● **What the task requires**:
Locate all lines in the data below that hold "Name" and show them.

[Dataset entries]
╭──
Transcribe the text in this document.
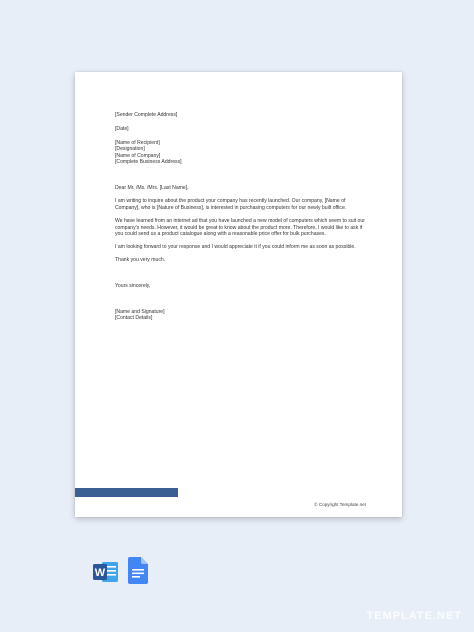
[Sender Complete Address]
[Date]
[Name of Recipient]
[Designation]
[Name of Company]
[Complete Business Address]
Dear Mr. /Ms. /Mrs. [Last Name],
I am writing to inquire about the product your company has recently launched. Our company, [Name of Company], who is [Nature of Business], is interested in purchasing computers for our newly built office.
We have learned from an internet ad that you have launched a new model of computers which seem to suit our company's needs. However, it would be great to know about the product more. Therefore, I would like to ask if you could send us a product catalogue along with a reasonable price offer for bulk purchases.
I am looking forward to your response and I would appreciate it if you could inform me as soon as possible.
Thank you very much.
Yours sincerely,
[Name and Signature]
[Contact Details]
© Copyright Template.net
W
TEMPLATE.NET
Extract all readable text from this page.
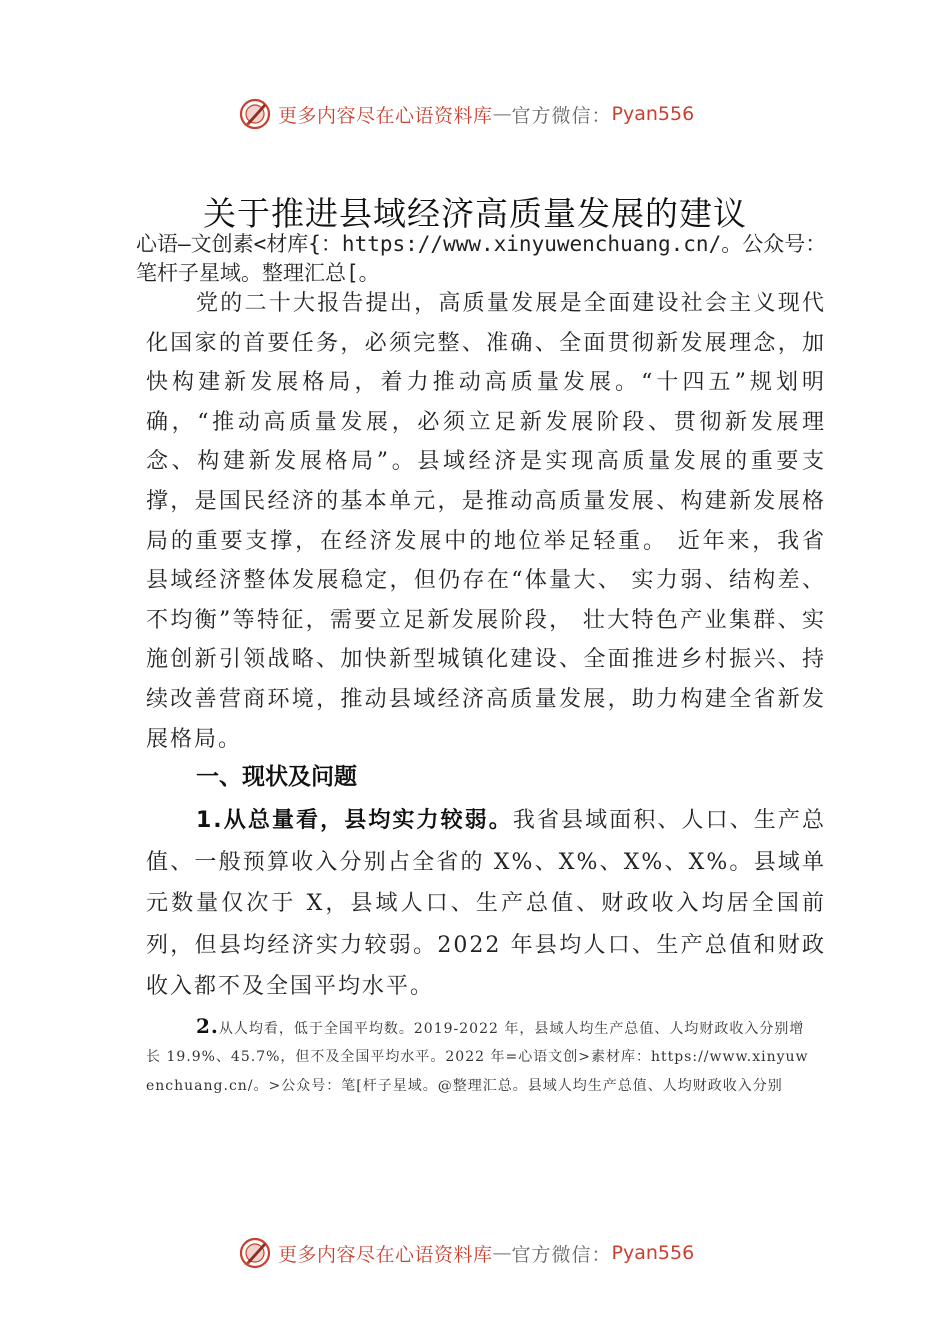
更多内容尽在心语资料库 — 官方微信： Pyan556
关于推进县域经济高质量发展的建议

心语—文创素<材库{：https://www.xinyuwenchuang.cn/。公众号：笔杆子星域。整理汇总[。

党的二十大报告提出，高质量发展是全面建设社会主义现代化国家的首要任务，必须完整、准确、全面贯彻新发展理念，加快构建新发展格局，着力推动高质量发展。“十四五”规划明确，“推动高质量发展，必须立足新发展阶段、贯彻新发展理念、构建新发展格局”。县域经济是实现高质量发展的重要支撑，是国民经济的基本单元，是推动高质量发展、构建新发展格局的重要支撑，在经济发展中的地位举足轻重。 近年来，我省县域经济整体发展稳定，但仍存在“体量大、 实力弱、结构差、不均衡”等特征，需要立足新发展阶段， 壮大特色产业集群、实施创新引领战略、加快新型城镇化建设、全面推进乡村振兴、持续改善营商环境，推动县域经济高质量发展，助力构建全省新发展格局。

一、现状及问题

1.从总量看，县均实力较弱。我省县域面积、人口、生产总值、一般预算收入分别占全省的 X%、X%、X%、X%。县域单元数量仅次于 X，县域人口、生产总值、财政收入均居全国前列，但县均经济实力较弱。2022 年县均人口、生产总值和财政收入都不及全国平均水平。

2.从人均看，低于全国平均数。2019-2022 年，县域人均生产总值、人均财政收入分别增长 19.9%、45.7%，但不及全国平均水平。2022 年=心语文创>素材库：https://www.xinyuwenchuang.cn/。>公众号：笔[杆子星域。@整理汇总。县域人均生产总值、人均财政收入分别

更多内容尽在心语资料库 — 官方微信： Pyan556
╰──
● **Result**:
[Name of Recipient]
[Name of Company]
Dear Mr. /Ms. /Mrs. [Last Name],
I am writing to inquire about the product your company has recently launched. Our company, [Name of Company], who is [Nature of Business], is interested in purchasing computers for our newly built office.
[Name and Signature]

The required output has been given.